> WHAT YOU ARE ASKED TO DO
Write out the whole listing word for word.

— begin —

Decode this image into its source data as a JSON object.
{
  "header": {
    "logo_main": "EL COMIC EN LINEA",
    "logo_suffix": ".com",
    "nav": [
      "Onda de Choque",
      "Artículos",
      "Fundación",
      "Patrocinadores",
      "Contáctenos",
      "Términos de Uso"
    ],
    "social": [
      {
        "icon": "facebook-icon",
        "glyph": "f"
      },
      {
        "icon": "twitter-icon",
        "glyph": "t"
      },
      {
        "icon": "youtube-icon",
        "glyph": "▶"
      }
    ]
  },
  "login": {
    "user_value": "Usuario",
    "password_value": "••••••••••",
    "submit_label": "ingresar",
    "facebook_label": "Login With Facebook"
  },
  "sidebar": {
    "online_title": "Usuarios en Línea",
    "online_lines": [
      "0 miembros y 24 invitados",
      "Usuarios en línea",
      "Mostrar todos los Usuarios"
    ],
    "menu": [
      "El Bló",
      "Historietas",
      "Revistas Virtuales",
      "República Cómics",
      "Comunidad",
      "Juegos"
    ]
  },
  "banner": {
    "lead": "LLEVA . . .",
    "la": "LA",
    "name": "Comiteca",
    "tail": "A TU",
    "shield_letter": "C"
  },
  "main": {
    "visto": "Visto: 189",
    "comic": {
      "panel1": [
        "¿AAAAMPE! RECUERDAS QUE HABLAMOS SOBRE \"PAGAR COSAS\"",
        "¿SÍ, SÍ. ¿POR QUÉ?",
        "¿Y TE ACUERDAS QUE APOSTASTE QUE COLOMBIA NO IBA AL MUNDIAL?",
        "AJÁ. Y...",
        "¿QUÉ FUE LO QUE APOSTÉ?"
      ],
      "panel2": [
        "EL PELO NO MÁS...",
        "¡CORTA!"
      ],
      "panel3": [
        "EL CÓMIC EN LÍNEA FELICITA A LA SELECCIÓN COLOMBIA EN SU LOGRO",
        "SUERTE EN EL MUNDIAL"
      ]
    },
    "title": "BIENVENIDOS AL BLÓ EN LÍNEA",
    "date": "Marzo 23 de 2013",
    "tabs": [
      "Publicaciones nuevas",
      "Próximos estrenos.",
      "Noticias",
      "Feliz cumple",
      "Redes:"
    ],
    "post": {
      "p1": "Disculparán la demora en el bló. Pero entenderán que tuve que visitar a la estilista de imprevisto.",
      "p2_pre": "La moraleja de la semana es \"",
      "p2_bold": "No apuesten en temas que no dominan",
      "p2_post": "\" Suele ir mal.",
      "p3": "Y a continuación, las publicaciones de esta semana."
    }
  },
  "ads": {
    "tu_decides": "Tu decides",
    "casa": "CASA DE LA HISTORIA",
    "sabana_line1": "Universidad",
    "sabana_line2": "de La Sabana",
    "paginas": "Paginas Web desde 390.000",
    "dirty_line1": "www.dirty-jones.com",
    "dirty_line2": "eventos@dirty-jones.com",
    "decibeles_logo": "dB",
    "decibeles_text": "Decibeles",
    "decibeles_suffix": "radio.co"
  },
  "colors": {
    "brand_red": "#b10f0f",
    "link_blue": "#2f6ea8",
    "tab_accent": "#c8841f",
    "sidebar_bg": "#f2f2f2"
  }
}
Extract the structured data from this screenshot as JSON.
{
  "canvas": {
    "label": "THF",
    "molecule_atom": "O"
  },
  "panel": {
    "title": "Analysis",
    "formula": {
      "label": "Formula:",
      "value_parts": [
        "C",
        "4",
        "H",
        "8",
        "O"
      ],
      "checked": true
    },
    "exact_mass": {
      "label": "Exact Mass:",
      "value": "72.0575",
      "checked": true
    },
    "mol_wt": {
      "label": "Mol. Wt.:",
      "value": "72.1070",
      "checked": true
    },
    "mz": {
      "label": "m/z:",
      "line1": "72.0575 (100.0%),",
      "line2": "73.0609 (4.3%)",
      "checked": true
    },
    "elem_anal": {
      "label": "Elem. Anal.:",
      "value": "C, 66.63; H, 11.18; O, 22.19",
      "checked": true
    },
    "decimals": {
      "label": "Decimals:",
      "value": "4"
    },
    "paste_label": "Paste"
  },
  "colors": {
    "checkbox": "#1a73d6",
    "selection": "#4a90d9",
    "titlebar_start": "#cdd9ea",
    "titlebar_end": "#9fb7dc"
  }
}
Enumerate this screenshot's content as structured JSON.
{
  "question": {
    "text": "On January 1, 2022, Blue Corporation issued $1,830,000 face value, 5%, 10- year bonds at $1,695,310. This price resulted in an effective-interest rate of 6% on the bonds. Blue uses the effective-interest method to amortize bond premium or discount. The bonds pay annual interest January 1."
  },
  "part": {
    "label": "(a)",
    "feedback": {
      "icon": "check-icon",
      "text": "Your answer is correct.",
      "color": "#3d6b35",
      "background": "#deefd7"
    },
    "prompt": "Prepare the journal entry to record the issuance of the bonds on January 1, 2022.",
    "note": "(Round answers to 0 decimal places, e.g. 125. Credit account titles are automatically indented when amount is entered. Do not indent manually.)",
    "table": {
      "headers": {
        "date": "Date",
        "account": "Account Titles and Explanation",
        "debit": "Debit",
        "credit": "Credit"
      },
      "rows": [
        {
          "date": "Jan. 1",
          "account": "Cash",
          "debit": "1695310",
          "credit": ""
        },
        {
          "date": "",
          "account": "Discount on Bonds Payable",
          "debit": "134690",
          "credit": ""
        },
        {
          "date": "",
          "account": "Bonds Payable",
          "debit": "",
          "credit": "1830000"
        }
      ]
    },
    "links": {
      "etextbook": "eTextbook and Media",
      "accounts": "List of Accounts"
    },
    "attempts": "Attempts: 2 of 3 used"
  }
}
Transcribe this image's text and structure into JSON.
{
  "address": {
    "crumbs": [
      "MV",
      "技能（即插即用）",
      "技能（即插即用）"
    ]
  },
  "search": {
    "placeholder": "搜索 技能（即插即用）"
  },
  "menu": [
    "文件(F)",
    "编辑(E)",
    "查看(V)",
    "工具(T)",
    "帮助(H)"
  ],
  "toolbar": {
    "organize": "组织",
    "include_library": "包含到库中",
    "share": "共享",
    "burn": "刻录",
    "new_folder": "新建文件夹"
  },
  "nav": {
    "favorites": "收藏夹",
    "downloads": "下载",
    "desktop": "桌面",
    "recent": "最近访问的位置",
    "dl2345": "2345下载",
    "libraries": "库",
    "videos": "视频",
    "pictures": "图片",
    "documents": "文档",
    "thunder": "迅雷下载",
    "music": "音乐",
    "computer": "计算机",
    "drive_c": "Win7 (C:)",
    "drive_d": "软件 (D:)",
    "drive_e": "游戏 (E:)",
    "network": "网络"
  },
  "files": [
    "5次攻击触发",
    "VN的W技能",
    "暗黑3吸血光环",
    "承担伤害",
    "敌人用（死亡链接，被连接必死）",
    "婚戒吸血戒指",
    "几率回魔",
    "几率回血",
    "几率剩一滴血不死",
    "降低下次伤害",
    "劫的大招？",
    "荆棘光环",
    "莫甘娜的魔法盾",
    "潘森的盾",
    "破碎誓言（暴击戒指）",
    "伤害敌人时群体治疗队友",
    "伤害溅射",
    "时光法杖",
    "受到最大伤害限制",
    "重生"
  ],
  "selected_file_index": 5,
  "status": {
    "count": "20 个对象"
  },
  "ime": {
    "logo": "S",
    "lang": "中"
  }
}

— end —

> SOLUTION FOR THIS EXERCISE
Decode this image into its source data as a JSON object.
{
  "header": {
    "logo_main": "EL COMIC EN LINEA",
    "logo_suffix": ".com",
    "nav": [
      "Onda de Choque",
      "Artículos",
      "Fundación",
      "Patrocinadores",
      "Contáctenos",
      "Términos de Uso"
    ],
    "social": [
      {
        "icon": "facebook-icon",
        "glyph": "f"
      },
      {
        "icon": "twitter-icon",
        "glyph": "t"
      },
      {
        "icon": "youtube-icon",
        "glyph": "▶"
      }
    ]
  },
  "login": {
    "user_value": "Usuario",
    "password_value": "••••••••••",
    "submit_label": "ingresar",
    "facebook_label": "Login With Facebook"
  },
  "sidebar": {
    "online_title": "Usuarios en Línea",
    "online_lines": [
      "0 miembros y 24 invitados",
      "Usuarios en línea",
      "Mostrar todos los Usuarios"
    ],
    "menu": [
      "El Bló",
      "Historietas",
      "Revistas Virtuales",
      "República Cómics",
      "Comunidad",
      "Juegos"
    ]
  },
  "banner": {
    "lead": "LLEVA . . .",
    "la": "LA",
    "name": "Comiteca",
    "tail": "A TU",
    "shield_letter": "C"
  },
  "main": {
    "visto": "Visto: 189",
    "comic": {
      "panel1": [
        "¿AAAAMPE! RECUERDAS QUE HABLAMOS SOBRE \"PAGAR COSAS\"",
        "¿SÍ, SÍ. ¿POR QUÉ?",
        "¿Y TE ACUERDAS QUE APOSTASTE QUE COLOMBIA NO IBA AL MUNDIAL?",
        "AJÁ. Y...",
        "¿QUÉ FUE LO QUE APOSTÉ?"
      ],
      "panel2": [
        "EL PELO NO MÁS...",
        "¡CORTA!"
      ],
      "panel3": [
        "EL CÓMIC EN LÍNEA FELICITA A LA SELECCIÓN COLOMBIA EN SU LOGRO",
        "SUERTE EN EL MUNDIAL"
      ]
    },
    "title": "BIENVENIDOS AL BLÓ EN LÍNEA",
    "date": "Marzo 23 de 2013",
    "tabs": [
      "Publicaciones nuevas",
      "Próximos estrenos.",
      "Noticias",
      "Feliz cumple",
      "Redes:"
    ],
    "post": {
      "p1": "Disculparán la demora en el bló. Pero entenderán que tuve que visitar a la estilista de imprevisto.",
      "p2_pre": "La moraleja de la semana es \"",
      "p2_bold": "No apuesten en temas que no dominan",
      "p2_post": "\" Suele ir mal.",
      "p3": "Y a continuación, las publicaciones de esta semana."
    }
  },
  "ads": {
    "tu_decides": "Tu decides",
    "casa": "CASA DE LA HISTORIA",
    "sabana_line1": "Universidad",
    "sabana_line2": "de La Sabana",
    "paginas": "Paginas Web desde 390.000",
    "dirty_line1": "www.dirty-jones.com",
    "dirty_line2": "eventos@dirty-jones.com",
    "decibeles_logo": "dB",
    "decibeles_text": "Decibeles",
    "decibeles_suffix": "radio.co"
  },
  "colors": {
    "brand_red": "#b10f0f",
    "link_blue": "#2f6ea8",
    "tab_accent": "#c8841f",
    "sidebar_bg": "#f2f2f2"
  }
}
Extract the structured data from this screenshot as JSON.
{
  "canvas": {
    "label": "THF",
    "molecule_atom": "O"
  },
  "panel": {
    "title": "Analysis",
    "formula": {
      "label": "Formula:",
      "value_parts": [
        "C",
        "4",
        "H",
        "8",
        "O"
      ],
      "checked": true
    },
    "exact_mass": {
      "label": "Exact Mass:",
      "value": "72.0575",
      "checked": true
    },
    "mol_wt": {
      "label": "Mol. Wt.:",
      "value": "72.1070",
      "checked": true
    },
    "mz": {
      "label": "m/z:",
      "line1": "72.0575 (100.0%),",
      "line2": "73.0609 (4.3%)",
      "checked": true
    },
    "elem_anal": {
      "label": "Elem. Anal.:",
      "value": "C, 66.63; H, 11.18; O, 22.19",
      "checked": true
    },
    "decimals": {
      "label": "Decimals:",
      "value": "4"
    },
    "paste_label": "Paste"
  },
  "colors": {
    "checkbox": "#1a73d6",
    "selection": "#4a90d9",
    "titlebar_start": "#cdd9ea",
    "titlebar_end": "#9fb7dc"
  }
}
Enumerate this screenshot's content as structured JSON.
{
  "question": {
    "text": "On January 1, 2022, Blue Corporation issued $1,830,000 face value, 5%, 10- year bonds at $1,695,310. This price resulted in an effective-interest rate of 6% on the bonds. Blue uses the effective-interest method to amortize bond premium or discount. The bonds pay annual interest January 1."
  },
  "part": {
    "label": "(a)",
    "feedback": {
      "icon": "check-icon",
      "text": "Your answer is correct.",
      "color": "#3d6b35",
      "background": "#deefd7"
    },
    "prompt": "Prepare the journal entry to record the issuance of the bonds on January 1, 2022.",
    "note": "(Round answers to 0 decimal places, e.g. 125. Credit account titles are automatically indented when amount is entered. Do not indent manually.)",
    "table": {
      "headers": {
        "date": "Date",
        "account": "Account Titles and Explanation",
        "debit": "Debit",
        "credit": "Credit"
      },
      "rows": [
        {
          "date": "Jan. 1",
          "account": "Cash",
          "debit": "1695310",
          "credit": ""
        },
        {
          "date": "",
          "account": "Discount on Bonds Payable",
          "debit": "134690",
          "credit": ""
        },
        {
          "date": "",
          "account": "Bonds Payable",
          "debit": "",
          "credit": "1830000"
        }
      ]
    },
    "links": {
      "etextbook": "eTextbook and Media",
      "accounts": "List of Accounts"
    },
    "attempts": "Attempts: 2 of 3 used"
  }
}
Transcribe this image's text and structure into JSON.
{
  "address": {
    "crumbs": [
      "MV",
      "技能（即插即用）",
      "技能（即插即用）"
    ]
  },
  "search": {
    "placeholder": "搜索 技能（即插即用）"
  },
  "menu": [
    "文件(F)",
    "编辑(E)",
    "查看(V)",
    "工具(T)",
    "帮助(H)"
  ],
  "toolbar": {
    "organize": "组织",
    "include_library": "包含到库中",
    "share": "共享",
    "burn": "刻录",
    "new_folder": "新建文件夹"
  },
  "nav": {
    "favorites": "收藏夹",
    "downloads": "下载",
    "desktop": "桌面",
    "recent": "最近访问的位置",
    "dl2345": "2345下载",
    "libraries": "库",
    "videos": "视频",
    "pictures": "图片",
    "documents": "文档",
    "thunder": "迅雷下载",
    "music": "音乐",
    "computer": "计算机",
    "drive_c": "Win7 (C:)",
    "drive_d": "软件 (D:)",
    "drive_e": "游戏 (E:)",
    "network": "网络"
  },
  "files": [
    "5次攻击触发",
    "VN的W技能",
    "暗黑3吸血光环",
    "承担伤害",
    "敌人用（死亡链接，被连接必死）",
    "婚戒吸血戒指",
    "几率回魔",
    "几率回血",
    "几率剩一滴血不死",
    "降低下次伤害",
    "劫的大招？",
    "荆棘光环",
    "莫甘娜的魔法盾",
    "潘森的盾",
    "破碎誓言（暴击戒指）",
    "伤害敌人时群体治疗队友",
    "伤害溅射",
    "时光法杖",
    "受到最大伤害限制",
    "重生"
  ],
  "selected_file_index": 5,
  "status": {
    "count": "20 个对象"
  },
  "ime": {
    "logo": "S",
    "lang": "中"
  }
}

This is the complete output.